• THE TASK:
The entries below need to be written out exactly, with no pictures included.

·····

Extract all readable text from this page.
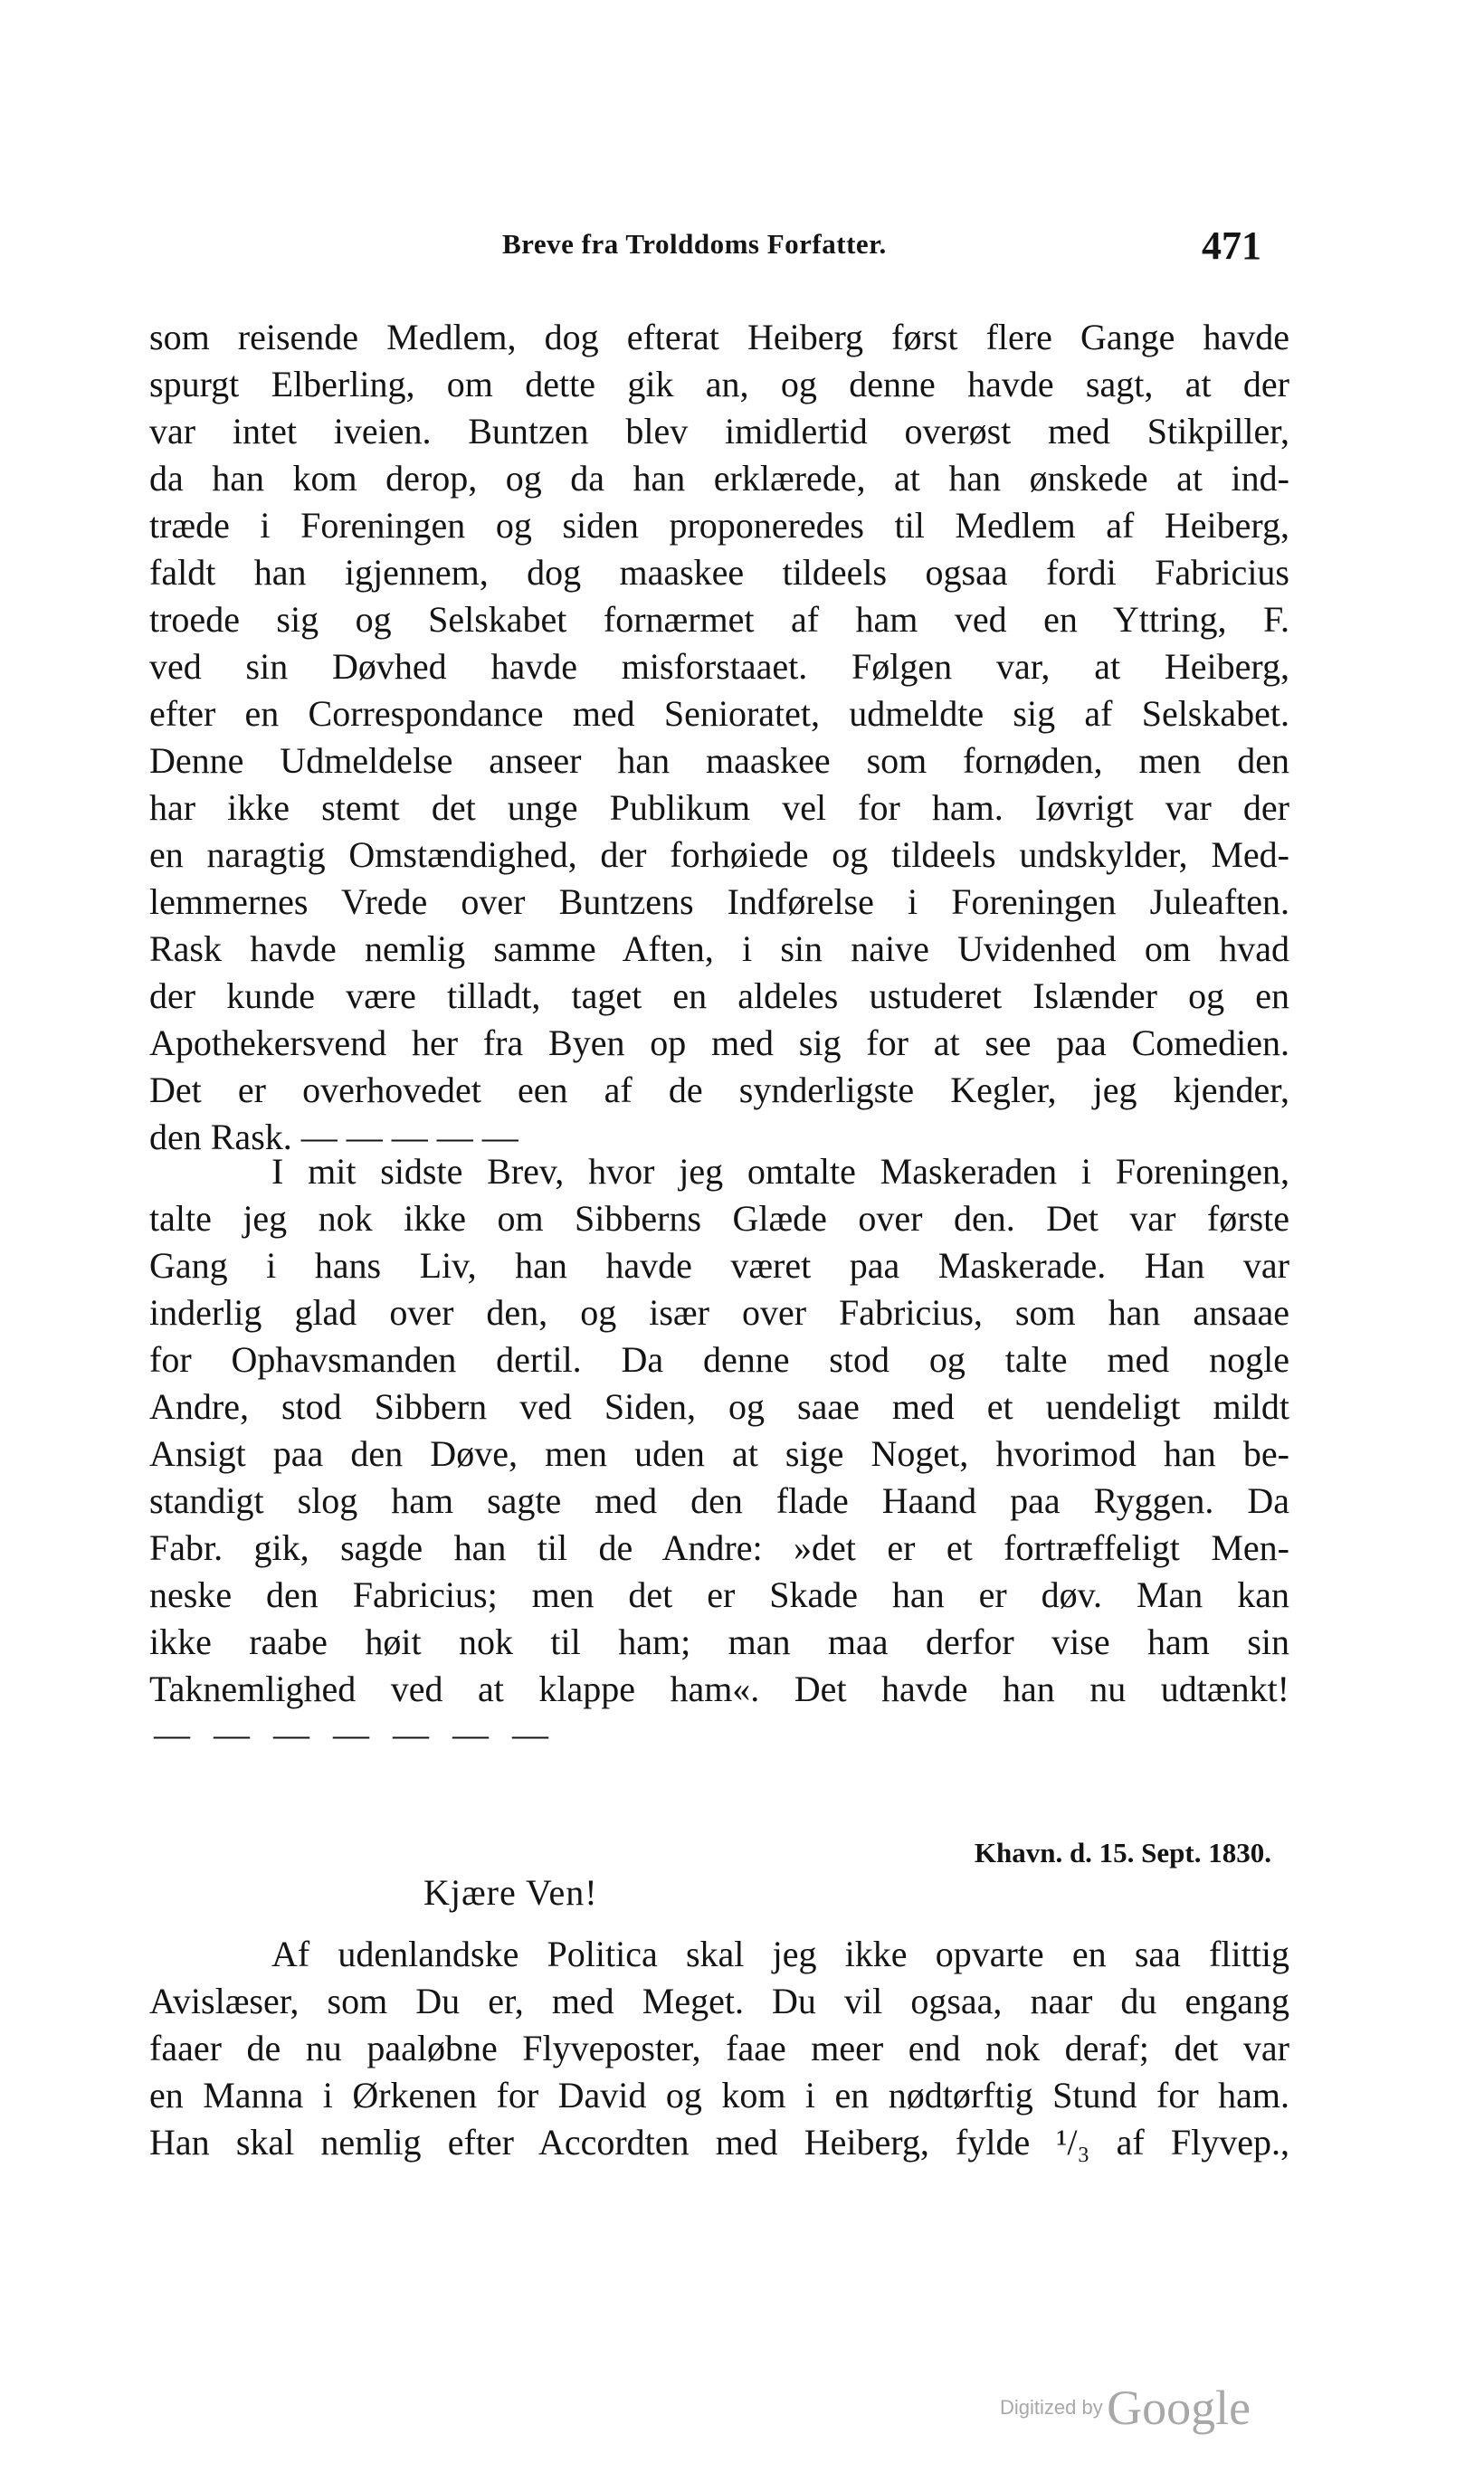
Breve fra Trolddoms Forfatter.	471
som reisende Medlem, dog efterat Heiberg først flere Gange havde
spurgt Elberling, om dette gik an, og denne havde sagt, at der
var intet iveien. Buntzen blev imidlertid overøst med Stikpiller,
da han kom derop, og da han erklærede, at han ønskede at ind-
træde i Foreningen og siden proponeredes til Medlem af Heiberg,
faldt han igjennem, dog maaskee tildeels ogsaa fordi Fabricius
troede sig og Selskabet fornærmet af ham ved en Yttring, F.
ved sin Døvhed havde misforstaaet. Følgen var, at Heiberg,
efter en Correspondance med Senioratet, udmeldte sig af Selskabet.
Denne Udmeldelse anseer han maaskee som fornøden, men den
har ikke stemt det unge Publikum vel for ham. Iøvrigt var der
en naragtig Omstændighed, der forhøiede og tildeels undskylder, Med-
lemmernes Vrede over Buntzens Indførelse i Foreningen Juleaften.
Rask havde nemlig samme Aften, i sin naive Uvidenhed om hvad
der kunde være tilladt, taget en aldeles ustuderet Islænder og en
Apothekersvend her fra Byen op med sig for at see paa Comedien.
Det er overhovedet een af de synderligste Kegler, jeg kjender,
den Rask. — — — — —
I mit sidste Brev, hvor jeg omtalte Maskeraden i Foreningen,
talte jeg nok ikke om Sibberns Glæde over den. Det var første
Gang i hans Liv, han havde været paa Maskerade. Han var
inderlig glad over den, og især over Fabricius, som han ansaae
for Ophavsmanden dertil. Da denne stod og talte med nogle
Andre, stod Sibbern ved Siden, og saae med et uendeligt mildt
Ansigt paa den Døve, men uden at sige Noget, hvorimod han be-
standigt slog ham sagte med den flade Haand paa Ryggen. Da
Fabr. gik, sagde han til de Andre: »det er et fortræffeligt Men-
neske den Fabricius; men det er Skade han er døv. Man kan
ikke raabe høit nok til ham; man maa derfor vise ham sin
Taknemlighed ved at klappe ham«. Det havde han nu udtænkt!
— — — — — — —
Khavn. d. 15. Sept. 1830.
Kjære Ven!
Af udenlandske Politica skal jeg ikke opvarte en saa flittig
Avislæser, som Du er, med Meget. Du vil ogsaa, naar du engang
faaer de nu paaløbne Flyveposter, faae meer end nok deraf; det var
en Manna i Ørkenen for David og kom i en nødtørftig Stund for ham.
Han skal nemlig efter Accordten med Heiberg, fylde ¹/₃ af Flyvep.,
Digitized by Google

·····

• EXPECTED ANSWER:
Extract all readable text from this page.
Breve fra Trolddoms Forfatter.	471
som reisende Medlem, dog efterat Heiberg først flere Gange havde
spurgt Elberling, om dette gik an, og denne havde sagt, at der
var intet iveien. Buntzen blev imidlertid overøst med Stikpiller,
da han kom derop, og da han erklærede, at han ønskede at ind-
træde i Foreningen og siden proponeredes til Medlem af Heiberg,
faldt han igjennem, dog maaskee tildeels ogsaa fordi Fabricius
troede sig og Selskabet fornærmet af ham ved en Yttring, F.
ved sin Døvhed havde misforstaaet. Følgen var, at Heiberg,
efter en Correspondance med Senioratet, udmeldte sig af Selskabet.
Denne Udmeldelse anseer han maaskee som fornøden, men den
har ikke stemt det unge Publikum vel for ham. Iøvrigt var der
en naragtig Omstændighed, der forhøiede og tildeels undskylder, Med-
lemmernes Vrede over Buntzens Indførelse i Foreningen Juleaften.
Rask havde nemlig samme Aften, i sin naive Uvidenhed om hvad
der kunde være tilladt, taget en aldeles ustuderet Islænder og en
Apothekersvend her fra Byen op med sig for at see paa Comedien.
Det er overhovedet een af de synderligste Kegler, jeg kjender,
den Rask. — — — — —
I mit sidste Brev, hvor jeg omtalte Maskeraden i Foreningen,
talte jeg nok ikke om Sibberns Glæde over den. Det var første
Gang i hans Liv, han havde været paa Maskerade. Han var
inderlig glad over den, og især over Fabricius, som han ansaae
for Ophavsmanden dertil. Da denne stod og talte med nogle
Andre, stod Sibbern ved Siden, og saae med et uendeligt mildt
Ansigt paa den Døve, men uden at sige Noget, hvorimod han be-
standigt slog ham sagte med den flade Haand paa Ryggen. Da
Fabr. gik, sagde han til de Andre: »det er et fortræffeligt Men-
neske den Fabricius; men det er Skade han er døv. Man kan
ikke raabe høit nok til ham; man maa derfor vise ham sin
Taknemlighed ved at klappe ham«. Det havde han nu udtænkt!
— — — — — — —
Khavn. d. 15. Sept. 1830.
Kjære Ven!
Af udenlandske Politica skal jeg ikke opvarte en saa flittig
Avislæser, som Du er, med Meget. Du vil ogsaa, naar du engang
faaer de nu paaløbne Flyveposter, faae meer end nok deraf; det var
en Manna i Ørkenen for David og kom i en nødtørftig Stund for ham.
Han skal nemlig efter Accordten med Heiberg, fylde ¹/₃ af Flyvep.,
Digitized by Google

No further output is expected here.